*TO BE DONE:*
1. Summarize the post on the Lubbock ordinance in two sentences.
2. Using the post on the Lubbock ordinance, decide whether each statement agrees with it: (a) the writer's neighborhood has more signs opposing the proposition than supporting it; (b) the writer is a foster/adoptive parent; (c) the writer expects to change many voters' minds. Give yes or no for each, with the deciding words from the post quoted exactly.
3. Reproduce the part of the post on the Lubbock ordinance starting with "You would think, then, that" and going on through "be a party.)".

*SOURCE:*
%%
Voters in Lubbock, Texas are being asked to consider a proposal for a city ordinance which will create “a sanctuary city for the unborn.”  It is rare that “municipal elections” generate as much interest as this one, and I expect that if this proposition wins the vote, Lubbock will likely become a news item nationally, if only briefly, as a result. There is a lot of unusual attention afforded this decision, and even I want to add my thoughts to the mix.

My neighborhood, in a nice area of town (though definitely not one of the wealthiest), is covered in political lawn signs stressing that people of Lubbock turn out to vote in favor of this proposition.  There are a few signs opposing it, and I figure in other areas of town there are more of them.  The local news outlets are featuring debates daily/nightly.  And though I don’t expect my input to sway a single person, I want to offer some ideas that otherwise are going almost completely ignored, I think.

Allow me to come clean up front: I consider myself Christian and conservative.  I also am a foster/adoptive parent whose 24/7/365 work pulls the rug out from under most (if not all) of the excuses/reasons for getting an abortion.  As far as “values” are concerned, while I definitely value “the right of a woman to do with her own body as she sees fit” as a major value, I still value human life – especially “the life of the unborn” – just a little higher. In fact, I can’t think of any circumstance where when the two values are pitted against each other that I don’t value the life of the baby more than the liberty of the woman.  I will always hold the value for life higher in every debate.

You would think, then, that I would be in favor of voting for Proposition A, the proposed ordinance to create a sanctuary city for the unborn in Lubbock, but I am not.  

Now… if – IF – if this ordinance is in fact passed, and if it ever actually saves a life, I will be happy about that.  A life saved should be celebrated, and God works in mysterious ways – even city ordinances which are far more symbolic than meaningful, and I would not want to be cut out of that party.  (I wonder if there would be a party.)

But here’s the thing: I keep hearing the usual arguments on this even though in name, at least, this “sanctuary city” idea is a brand new angle.  It’s still just a new gimmick in an old game.
%%
*MATERIAL SUPPLIED:*
%%
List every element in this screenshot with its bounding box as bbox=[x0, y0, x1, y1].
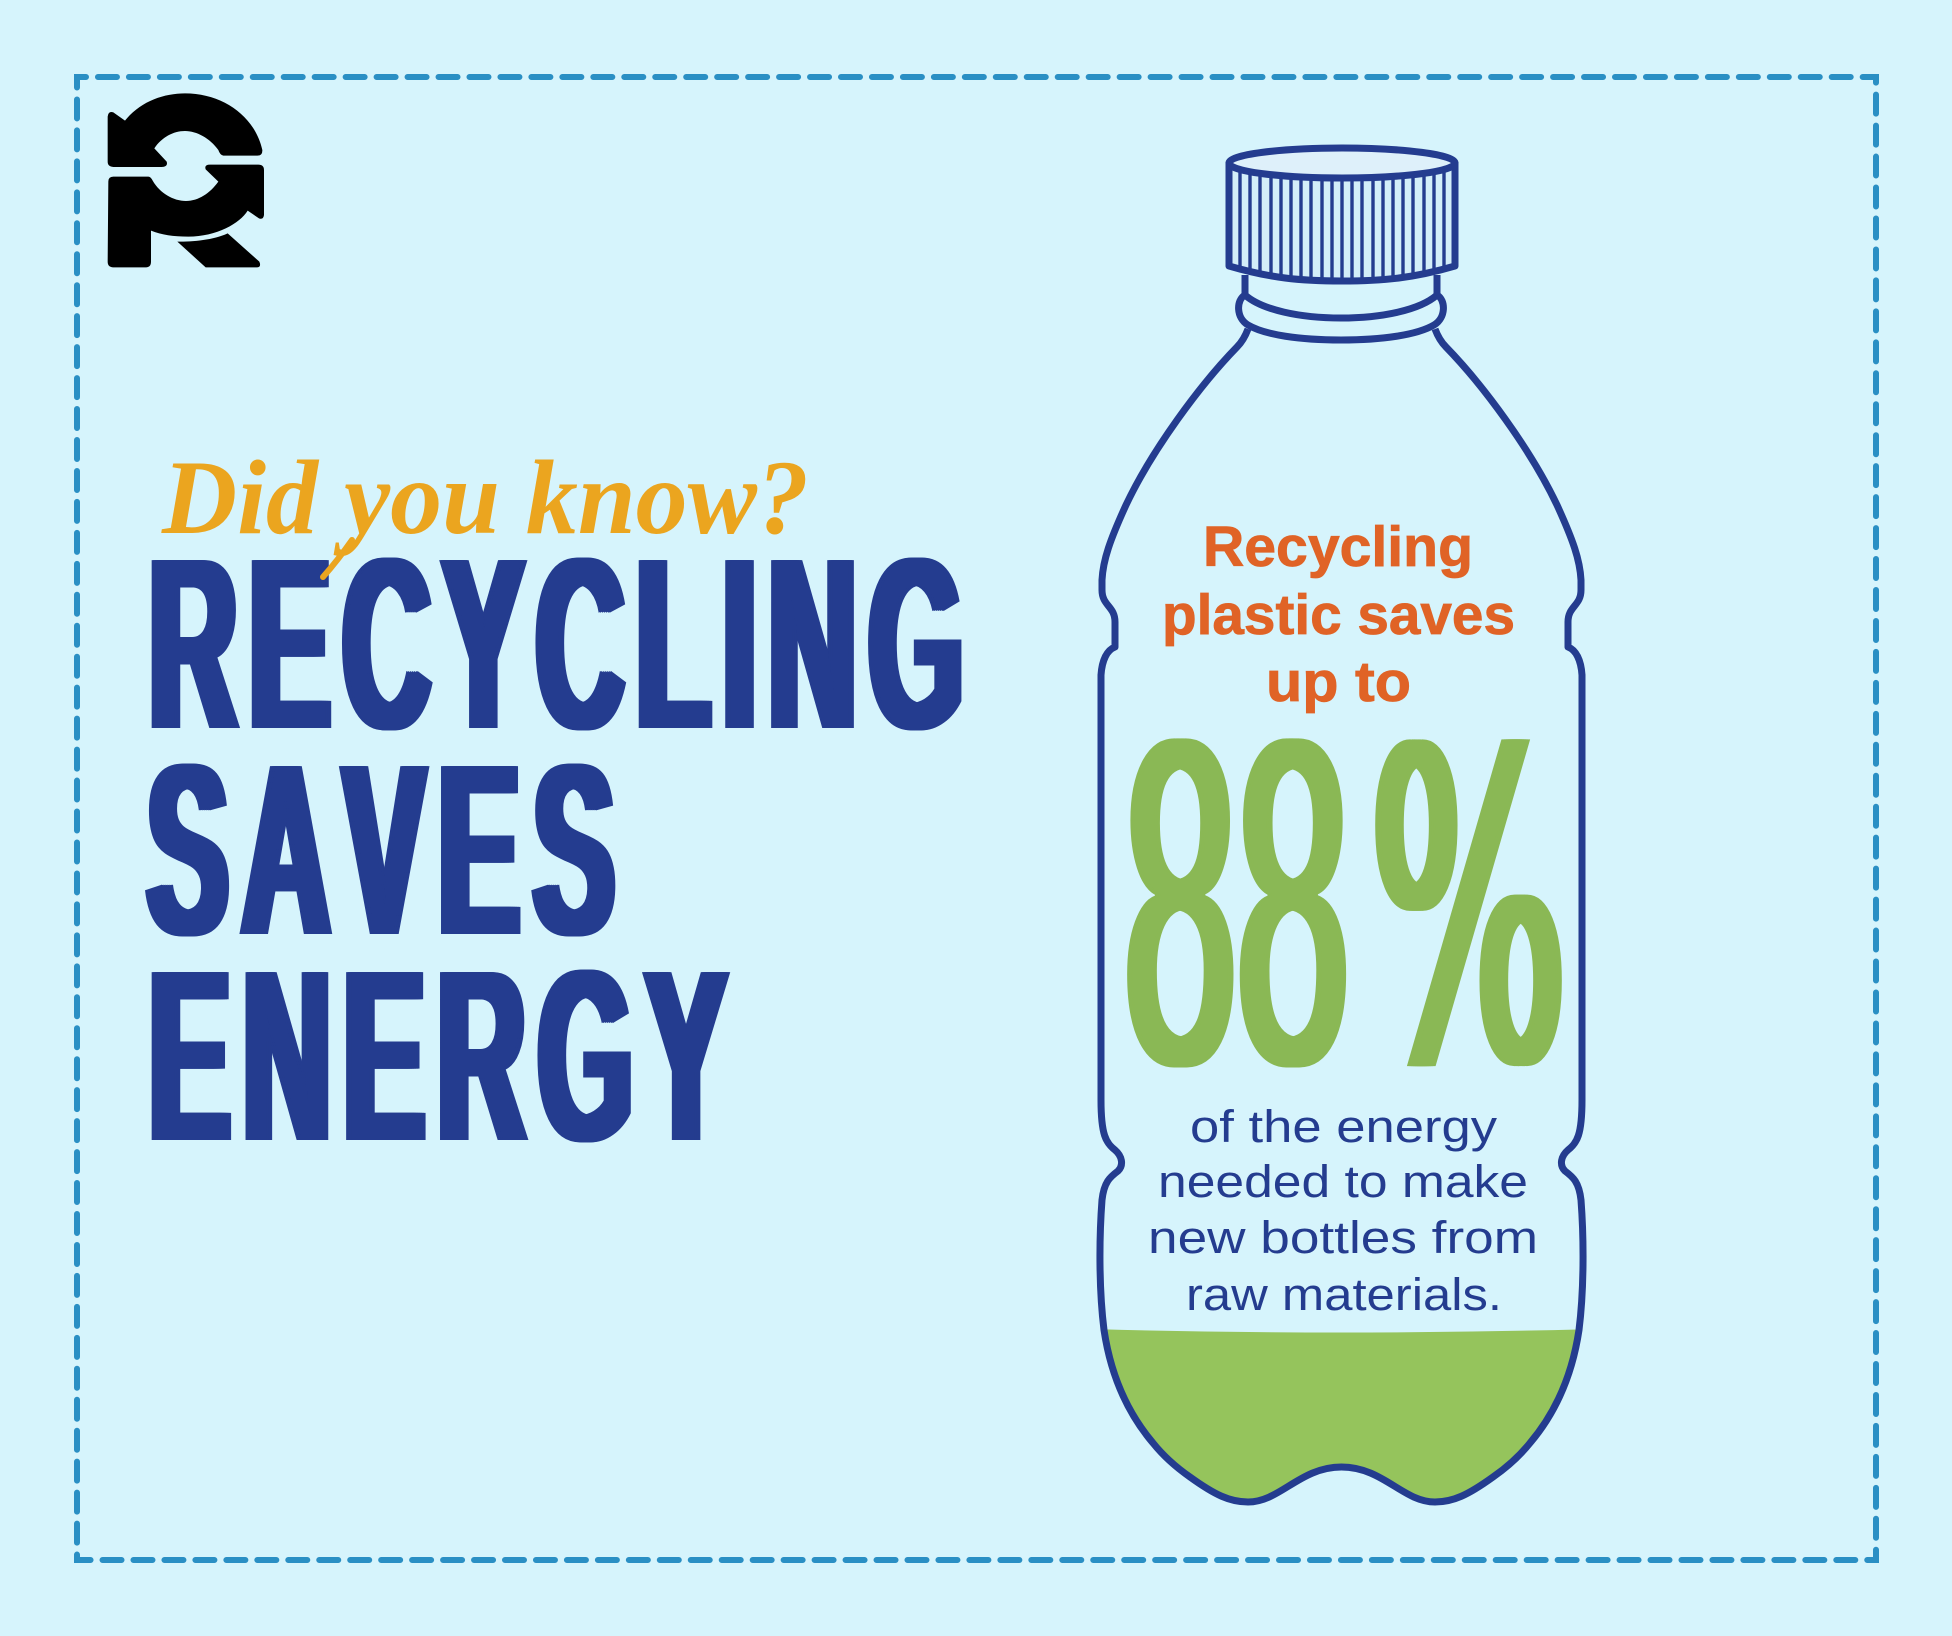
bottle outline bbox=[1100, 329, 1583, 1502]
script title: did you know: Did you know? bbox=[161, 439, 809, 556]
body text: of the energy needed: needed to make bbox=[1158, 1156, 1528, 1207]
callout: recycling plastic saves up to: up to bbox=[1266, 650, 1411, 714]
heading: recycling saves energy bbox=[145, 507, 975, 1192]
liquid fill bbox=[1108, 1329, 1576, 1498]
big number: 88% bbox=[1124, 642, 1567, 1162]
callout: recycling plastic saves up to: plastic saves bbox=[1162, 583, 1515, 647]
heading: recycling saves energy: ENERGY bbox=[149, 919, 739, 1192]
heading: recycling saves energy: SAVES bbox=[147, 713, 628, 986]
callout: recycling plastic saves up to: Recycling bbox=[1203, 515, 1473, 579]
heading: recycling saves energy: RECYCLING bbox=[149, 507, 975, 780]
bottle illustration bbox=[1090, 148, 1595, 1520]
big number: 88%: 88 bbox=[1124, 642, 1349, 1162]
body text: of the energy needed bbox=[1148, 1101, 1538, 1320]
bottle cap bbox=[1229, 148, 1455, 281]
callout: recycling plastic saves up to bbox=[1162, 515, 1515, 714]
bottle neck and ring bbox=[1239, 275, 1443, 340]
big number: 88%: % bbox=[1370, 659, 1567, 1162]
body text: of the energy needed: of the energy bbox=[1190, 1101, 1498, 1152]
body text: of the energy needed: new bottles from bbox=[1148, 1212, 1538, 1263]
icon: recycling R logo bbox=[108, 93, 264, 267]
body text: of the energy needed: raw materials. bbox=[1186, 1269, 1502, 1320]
%%
%%
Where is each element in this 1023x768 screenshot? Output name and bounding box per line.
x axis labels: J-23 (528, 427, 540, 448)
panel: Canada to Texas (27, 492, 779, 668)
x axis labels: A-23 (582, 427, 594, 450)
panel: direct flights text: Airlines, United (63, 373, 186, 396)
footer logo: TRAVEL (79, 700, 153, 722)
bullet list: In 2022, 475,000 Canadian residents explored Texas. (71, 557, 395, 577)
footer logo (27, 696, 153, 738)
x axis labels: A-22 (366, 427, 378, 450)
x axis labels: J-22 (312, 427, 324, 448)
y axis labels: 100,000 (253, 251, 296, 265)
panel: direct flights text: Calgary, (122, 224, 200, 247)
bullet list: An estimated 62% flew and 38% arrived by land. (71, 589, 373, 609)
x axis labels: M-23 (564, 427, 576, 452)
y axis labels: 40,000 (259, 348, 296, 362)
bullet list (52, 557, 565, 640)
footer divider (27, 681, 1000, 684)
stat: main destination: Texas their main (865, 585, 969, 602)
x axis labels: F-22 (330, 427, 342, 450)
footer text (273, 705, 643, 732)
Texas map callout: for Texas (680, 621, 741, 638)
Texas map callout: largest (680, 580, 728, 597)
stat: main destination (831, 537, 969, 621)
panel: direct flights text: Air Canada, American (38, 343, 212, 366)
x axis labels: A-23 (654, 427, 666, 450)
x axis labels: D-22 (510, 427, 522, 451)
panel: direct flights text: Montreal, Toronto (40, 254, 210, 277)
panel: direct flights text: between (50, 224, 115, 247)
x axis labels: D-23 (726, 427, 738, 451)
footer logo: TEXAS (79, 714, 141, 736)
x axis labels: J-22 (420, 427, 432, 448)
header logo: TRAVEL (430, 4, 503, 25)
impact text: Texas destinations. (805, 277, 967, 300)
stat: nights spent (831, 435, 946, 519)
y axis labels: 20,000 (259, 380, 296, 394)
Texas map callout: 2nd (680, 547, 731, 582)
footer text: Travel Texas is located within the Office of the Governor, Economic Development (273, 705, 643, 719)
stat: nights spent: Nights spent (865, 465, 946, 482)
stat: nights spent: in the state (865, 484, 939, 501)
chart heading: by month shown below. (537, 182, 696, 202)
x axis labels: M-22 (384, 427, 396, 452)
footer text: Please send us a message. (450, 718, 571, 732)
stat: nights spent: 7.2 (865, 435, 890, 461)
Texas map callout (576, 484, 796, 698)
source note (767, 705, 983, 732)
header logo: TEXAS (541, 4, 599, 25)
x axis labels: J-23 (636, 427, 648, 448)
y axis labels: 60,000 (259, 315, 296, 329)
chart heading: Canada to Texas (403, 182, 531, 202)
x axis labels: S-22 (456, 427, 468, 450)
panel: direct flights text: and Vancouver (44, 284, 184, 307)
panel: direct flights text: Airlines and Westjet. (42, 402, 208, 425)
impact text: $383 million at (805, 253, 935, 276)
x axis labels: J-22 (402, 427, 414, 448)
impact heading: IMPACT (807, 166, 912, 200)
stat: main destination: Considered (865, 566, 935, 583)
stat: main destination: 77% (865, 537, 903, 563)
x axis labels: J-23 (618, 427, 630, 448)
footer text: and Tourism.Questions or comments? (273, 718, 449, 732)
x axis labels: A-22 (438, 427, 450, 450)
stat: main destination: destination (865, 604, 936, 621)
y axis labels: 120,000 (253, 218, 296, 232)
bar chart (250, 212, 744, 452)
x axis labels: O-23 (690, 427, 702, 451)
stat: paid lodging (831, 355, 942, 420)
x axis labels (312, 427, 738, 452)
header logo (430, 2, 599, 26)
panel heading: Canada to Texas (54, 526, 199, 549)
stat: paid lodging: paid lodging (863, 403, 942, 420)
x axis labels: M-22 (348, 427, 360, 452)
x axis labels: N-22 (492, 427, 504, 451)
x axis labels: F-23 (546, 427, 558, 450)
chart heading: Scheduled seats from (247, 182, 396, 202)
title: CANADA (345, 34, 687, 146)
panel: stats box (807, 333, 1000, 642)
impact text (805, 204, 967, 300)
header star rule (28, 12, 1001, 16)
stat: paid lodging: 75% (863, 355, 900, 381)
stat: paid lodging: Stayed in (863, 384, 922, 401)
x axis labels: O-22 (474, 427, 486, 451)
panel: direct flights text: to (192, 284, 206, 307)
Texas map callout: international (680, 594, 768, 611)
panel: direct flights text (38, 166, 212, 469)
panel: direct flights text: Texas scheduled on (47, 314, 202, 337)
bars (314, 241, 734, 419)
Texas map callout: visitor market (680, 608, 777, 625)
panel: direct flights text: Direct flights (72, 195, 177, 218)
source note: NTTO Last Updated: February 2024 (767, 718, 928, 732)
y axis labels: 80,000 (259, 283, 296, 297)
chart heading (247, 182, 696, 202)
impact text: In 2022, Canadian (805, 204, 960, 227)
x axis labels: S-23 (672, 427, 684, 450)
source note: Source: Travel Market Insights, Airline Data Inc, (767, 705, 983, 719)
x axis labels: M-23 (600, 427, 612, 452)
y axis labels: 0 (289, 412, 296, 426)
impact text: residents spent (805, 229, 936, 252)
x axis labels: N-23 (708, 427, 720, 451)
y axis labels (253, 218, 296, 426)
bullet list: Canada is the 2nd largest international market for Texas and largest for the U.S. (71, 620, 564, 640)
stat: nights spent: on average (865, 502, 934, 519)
%%
%%
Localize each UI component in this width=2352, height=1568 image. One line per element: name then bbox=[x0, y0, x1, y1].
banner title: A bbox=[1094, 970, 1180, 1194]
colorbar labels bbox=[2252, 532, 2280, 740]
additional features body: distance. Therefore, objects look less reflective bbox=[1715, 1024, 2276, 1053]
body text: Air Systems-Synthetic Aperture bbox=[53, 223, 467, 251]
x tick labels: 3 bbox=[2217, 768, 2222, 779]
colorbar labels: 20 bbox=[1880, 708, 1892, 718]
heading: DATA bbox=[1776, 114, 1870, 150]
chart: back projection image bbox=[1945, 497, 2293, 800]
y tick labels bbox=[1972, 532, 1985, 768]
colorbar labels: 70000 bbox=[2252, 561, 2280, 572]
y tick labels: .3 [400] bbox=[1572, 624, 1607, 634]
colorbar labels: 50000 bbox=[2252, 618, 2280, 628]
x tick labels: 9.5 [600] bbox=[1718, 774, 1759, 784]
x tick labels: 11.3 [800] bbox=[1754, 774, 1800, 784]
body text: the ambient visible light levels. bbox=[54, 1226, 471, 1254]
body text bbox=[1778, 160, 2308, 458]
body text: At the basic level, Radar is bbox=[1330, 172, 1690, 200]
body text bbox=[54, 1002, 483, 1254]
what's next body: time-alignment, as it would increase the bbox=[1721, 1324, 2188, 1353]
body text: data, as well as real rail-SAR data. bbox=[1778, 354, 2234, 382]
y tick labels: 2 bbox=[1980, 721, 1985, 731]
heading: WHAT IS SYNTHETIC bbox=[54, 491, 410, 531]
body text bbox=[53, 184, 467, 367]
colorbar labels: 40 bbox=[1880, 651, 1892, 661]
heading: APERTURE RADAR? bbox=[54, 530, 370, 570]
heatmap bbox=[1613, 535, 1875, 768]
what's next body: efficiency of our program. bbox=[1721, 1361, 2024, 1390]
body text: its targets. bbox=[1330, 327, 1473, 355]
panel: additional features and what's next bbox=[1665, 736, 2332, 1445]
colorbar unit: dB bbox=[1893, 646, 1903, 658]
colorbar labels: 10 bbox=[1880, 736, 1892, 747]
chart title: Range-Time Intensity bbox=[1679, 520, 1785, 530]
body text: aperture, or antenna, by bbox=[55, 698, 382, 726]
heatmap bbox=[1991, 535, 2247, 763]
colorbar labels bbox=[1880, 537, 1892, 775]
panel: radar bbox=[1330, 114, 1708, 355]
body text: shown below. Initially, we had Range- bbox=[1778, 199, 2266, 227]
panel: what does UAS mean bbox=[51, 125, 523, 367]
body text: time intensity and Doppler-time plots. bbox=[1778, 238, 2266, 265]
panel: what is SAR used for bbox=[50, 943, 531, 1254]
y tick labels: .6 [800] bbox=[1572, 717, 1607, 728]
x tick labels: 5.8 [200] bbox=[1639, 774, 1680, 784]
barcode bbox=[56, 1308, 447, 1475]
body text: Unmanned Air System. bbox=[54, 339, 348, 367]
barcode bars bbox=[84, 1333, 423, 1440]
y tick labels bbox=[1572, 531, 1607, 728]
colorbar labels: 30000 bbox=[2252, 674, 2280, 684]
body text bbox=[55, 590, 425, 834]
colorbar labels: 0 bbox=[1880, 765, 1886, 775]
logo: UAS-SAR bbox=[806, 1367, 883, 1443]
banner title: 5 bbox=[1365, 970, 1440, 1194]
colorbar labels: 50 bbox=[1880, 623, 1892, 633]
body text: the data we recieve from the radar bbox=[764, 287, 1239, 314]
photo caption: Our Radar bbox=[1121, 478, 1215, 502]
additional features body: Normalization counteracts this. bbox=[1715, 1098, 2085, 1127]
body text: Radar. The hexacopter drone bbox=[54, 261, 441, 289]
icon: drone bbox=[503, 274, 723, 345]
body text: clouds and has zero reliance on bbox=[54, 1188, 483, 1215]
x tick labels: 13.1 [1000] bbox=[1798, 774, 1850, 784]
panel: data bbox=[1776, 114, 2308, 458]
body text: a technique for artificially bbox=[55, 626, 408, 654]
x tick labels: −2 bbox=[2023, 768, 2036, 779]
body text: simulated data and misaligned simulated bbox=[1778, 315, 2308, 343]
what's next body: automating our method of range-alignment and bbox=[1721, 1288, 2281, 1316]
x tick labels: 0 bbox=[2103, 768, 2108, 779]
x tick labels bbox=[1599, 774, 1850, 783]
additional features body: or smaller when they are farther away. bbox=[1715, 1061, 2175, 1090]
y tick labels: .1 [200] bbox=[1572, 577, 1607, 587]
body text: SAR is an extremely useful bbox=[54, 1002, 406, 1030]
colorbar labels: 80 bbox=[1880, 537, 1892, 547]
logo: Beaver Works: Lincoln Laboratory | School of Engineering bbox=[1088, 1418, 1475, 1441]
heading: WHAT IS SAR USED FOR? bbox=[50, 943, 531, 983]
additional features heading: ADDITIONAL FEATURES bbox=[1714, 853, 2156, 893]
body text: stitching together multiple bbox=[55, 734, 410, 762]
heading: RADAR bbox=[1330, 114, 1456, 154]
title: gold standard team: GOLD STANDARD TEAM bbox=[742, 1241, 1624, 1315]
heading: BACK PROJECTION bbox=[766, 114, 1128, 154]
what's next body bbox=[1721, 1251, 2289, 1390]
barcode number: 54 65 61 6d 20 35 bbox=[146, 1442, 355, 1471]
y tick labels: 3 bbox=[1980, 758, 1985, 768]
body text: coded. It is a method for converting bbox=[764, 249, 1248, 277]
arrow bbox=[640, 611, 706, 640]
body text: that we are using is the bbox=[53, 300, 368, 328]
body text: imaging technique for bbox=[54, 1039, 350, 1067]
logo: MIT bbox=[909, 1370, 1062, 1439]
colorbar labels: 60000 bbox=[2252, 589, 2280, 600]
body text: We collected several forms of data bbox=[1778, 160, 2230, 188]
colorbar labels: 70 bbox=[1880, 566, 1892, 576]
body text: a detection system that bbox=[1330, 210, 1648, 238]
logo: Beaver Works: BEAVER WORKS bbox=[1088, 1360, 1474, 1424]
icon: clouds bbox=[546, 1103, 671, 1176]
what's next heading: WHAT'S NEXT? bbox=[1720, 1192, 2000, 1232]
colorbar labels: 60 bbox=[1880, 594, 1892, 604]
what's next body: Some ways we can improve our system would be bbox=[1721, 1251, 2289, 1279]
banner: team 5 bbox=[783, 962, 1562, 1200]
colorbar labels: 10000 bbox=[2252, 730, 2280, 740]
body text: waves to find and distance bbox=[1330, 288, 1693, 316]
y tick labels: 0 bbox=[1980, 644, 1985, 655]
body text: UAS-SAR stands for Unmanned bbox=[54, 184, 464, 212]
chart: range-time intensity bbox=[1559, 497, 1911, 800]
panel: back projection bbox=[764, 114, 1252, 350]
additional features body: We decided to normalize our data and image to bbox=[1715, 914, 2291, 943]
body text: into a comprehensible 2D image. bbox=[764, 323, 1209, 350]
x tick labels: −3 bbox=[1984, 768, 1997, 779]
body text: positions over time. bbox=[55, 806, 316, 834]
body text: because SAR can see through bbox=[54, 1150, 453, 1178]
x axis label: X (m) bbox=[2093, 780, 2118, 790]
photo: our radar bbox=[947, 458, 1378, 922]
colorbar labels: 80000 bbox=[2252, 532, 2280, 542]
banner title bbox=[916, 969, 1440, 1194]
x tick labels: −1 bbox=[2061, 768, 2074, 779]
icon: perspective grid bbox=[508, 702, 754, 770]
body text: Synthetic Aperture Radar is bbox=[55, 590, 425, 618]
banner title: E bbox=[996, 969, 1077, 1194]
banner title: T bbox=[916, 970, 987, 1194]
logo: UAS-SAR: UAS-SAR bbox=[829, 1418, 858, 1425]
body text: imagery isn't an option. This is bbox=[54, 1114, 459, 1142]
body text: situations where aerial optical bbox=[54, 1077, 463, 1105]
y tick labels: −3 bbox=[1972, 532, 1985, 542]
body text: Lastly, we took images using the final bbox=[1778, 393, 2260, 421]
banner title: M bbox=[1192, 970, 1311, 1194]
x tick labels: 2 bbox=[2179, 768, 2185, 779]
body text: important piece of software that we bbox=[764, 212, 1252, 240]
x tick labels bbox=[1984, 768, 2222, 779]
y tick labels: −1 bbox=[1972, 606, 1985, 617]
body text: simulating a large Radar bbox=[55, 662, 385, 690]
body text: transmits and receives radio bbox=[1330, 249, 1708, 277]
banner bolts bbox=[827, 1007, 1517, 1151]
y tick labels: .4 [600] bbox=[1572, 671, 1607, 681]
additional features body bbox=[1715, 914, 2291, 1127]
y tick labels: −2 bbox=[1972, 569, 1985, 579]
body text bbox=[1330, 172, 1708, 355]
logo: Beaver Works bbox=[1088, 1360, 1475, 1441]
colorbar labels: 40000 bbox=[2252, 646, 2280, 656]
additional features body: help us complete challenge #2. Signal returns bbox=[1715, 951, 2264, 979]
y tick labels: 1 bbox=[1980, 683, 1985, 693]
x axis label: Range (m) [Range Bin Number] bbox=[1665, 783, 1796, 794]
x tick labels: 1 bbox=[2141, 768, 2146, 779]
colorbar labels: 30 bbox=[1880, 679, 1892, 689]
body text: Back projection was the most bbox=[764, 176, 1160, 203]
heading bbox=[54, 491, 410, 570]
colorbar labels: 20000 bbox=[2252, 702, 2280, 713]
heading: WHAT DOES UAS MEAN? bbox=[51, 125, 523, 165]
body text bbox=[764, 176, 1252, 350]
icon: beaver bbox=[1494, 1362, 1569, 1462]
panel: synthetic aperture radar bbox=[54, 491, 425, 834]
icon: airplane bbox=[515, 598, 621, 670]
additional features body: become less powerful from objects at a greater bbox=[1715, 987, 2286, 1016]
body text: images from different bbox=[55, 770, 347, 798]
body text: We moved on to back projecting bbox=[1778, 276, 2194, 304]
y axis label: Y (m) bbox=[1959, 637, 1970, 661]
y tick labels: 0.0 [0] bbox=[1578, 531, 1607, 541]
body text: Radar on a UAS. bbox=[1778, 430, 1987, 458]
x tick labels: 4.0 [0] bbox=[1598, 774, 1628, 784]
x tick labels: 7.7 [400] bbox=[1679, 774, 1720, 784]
%%
*FINAL ANSWERS:*
1. Voters in Lubbock, Texas are being asked to approve Proposition A, a city ordinance that would create "a sanctuary city for the unborn," and the decision is drawing unusual attention. The writer is a Christian conservative and foster/adoptive parent who values the life of the unborn above a woman's liberty, yet is not in favor of the proposition and calls the "sanctuary city" idea a new gimmick in an old game.

2.
(a) No: "There are a few signs opposing it"
(b) Yes: "I also am a foster/adoptive parent"
(c) No: "I don’t expect my input to sway a single person"

3.
You would think, then, that I would be in favor of voting for Proposition A, the proposed ordinance to create a sanctuary city for the unborn in Lubbock, but I am not.  

Now… if – IF – if this ordinance is in fact passed, and if it ever actually saves a life, I will be happy about that.  A life saved should be celebrated, and God works in mysterious ways – even city ordinances which are far more symbolic than meaningful, and I would not want to be cut out of that party.  (I wonder if there would be a party.)